# [Tarefas a realizar]
A - Reproduza o trecho do texto sobre a vanglória que começa com as palavras contendo "Já ouviste falar" e termina em "do século dezenove.", trocando "Tertuliano" por "Santo Agostinho".
B - No texto sobre a vanglória, onde Lamennais passou uma noite ao atravessar a Suíça?
C - Enumere as três qualidades de Lamennais que o texto sobre a vanglória exalta nas exclamações iniciadas por "Que".

# [Trecho do texto]
FAZEI TUDO PARA A GLÓRIA DE DEUS

(1 Cor 10, 31)

  

“Portanto, quer comais, quer bebais, quer façais qualquer outra coisa, fazei tudo para a glória de Deus”.

 

 

I. Efeitos perigosos da vanglória

 

A vanglória estraga tudo. Quantos, no fim da vida, depois de ter trabalhado muito, se encontrarão de mãos vazias! Dirão: “Como se explica isto, se labutamos tanto?” Sim, trabalhastes, mas não para Nosso Senhor. “Já receberam a sua recompensa” (Mt 6, 2).

Se trabalharmos sem pensar em Deus, sem oferecer-Lhe as nossas ações, não recolheremos nada ou quase nada; ao invés, se trabalharmos com Ele, unidos a Ele, por meio da reta intenção, conquistaremos grandes merecimentos.

 

Já ouviste falar do famoso Lamennais? Era jovem sacerdote. Tomou a caneta e escreveu, e o mundo inteiro saudou-o como novo e invencível defensor da Santa Igreja. Que estilo enérgico e brilhante!  Que lógica severa e contundente!  Que eloquência magnífica e vigorosa! Parecia que o gênio de Tertuliano se levantava  do túmulo  para condenar com  punção  de ferro os erros do século dezenove.

O Papa quis conhecer aquele jovem cuja fama mil trombetas apregoavam. Lamennais pôs-se a caminho. Ao atravessar a Suíça passou uma noite num convento de Padres Redentoristas, e  falou-lhes,  com  aquela  palavra  que  seduzia  e  fascinava,  de seus  planos   de   defesa   da   Igreja  Católica...   Ouviam-no  com assombro.

No  dia  seguinte,  depois  da partida  do  famoso  peregrino, o Reitor da Comunidade, que era um santo, perguntou a seus  religiosos:

— Que pensam os senhores desse jovem sacerdote?

# [Dados fornecidos]
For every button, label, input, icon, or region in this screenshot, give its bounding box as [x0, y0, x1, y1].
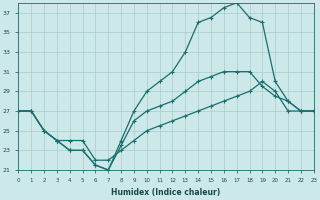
X-axis label: Humidex (Indice chaleur): Humidex (Indice chaleur) — [111, 188, 221, 197]
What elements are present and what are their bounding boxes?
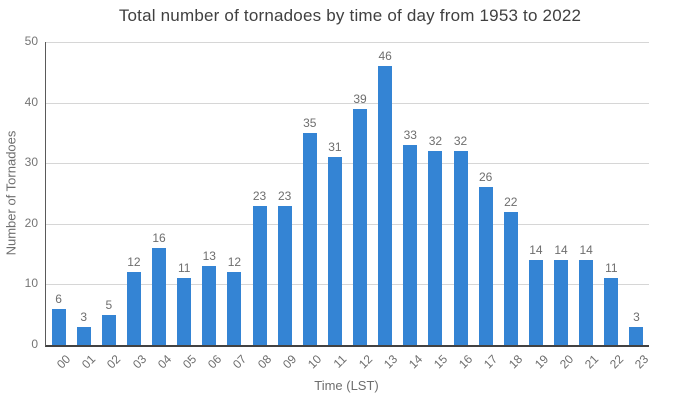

# [Resultados das tarefas]
A -
Já ouviste falar do famoso Lamennais? Era jovem sacerdote. Tomou a caneta e escreveu, e o mundo inteiro saudou-o como novo e invencível defensor da Santa Igreja. Que estilo enérgico e brilhante!  Que lógica severa e contundente!  Que eloquência magnífica e vigorosa! Parecia que o gênio de Santo Agostinho se levantava  do túmulo  para condenar com  punção  de ferro os erros do século dezenove.

B - Num convento de Padres Redentoristas.

C -
- estilo enérgico e brilhante
- lógica severa e contundente
- eloquência magnífica e vigorosa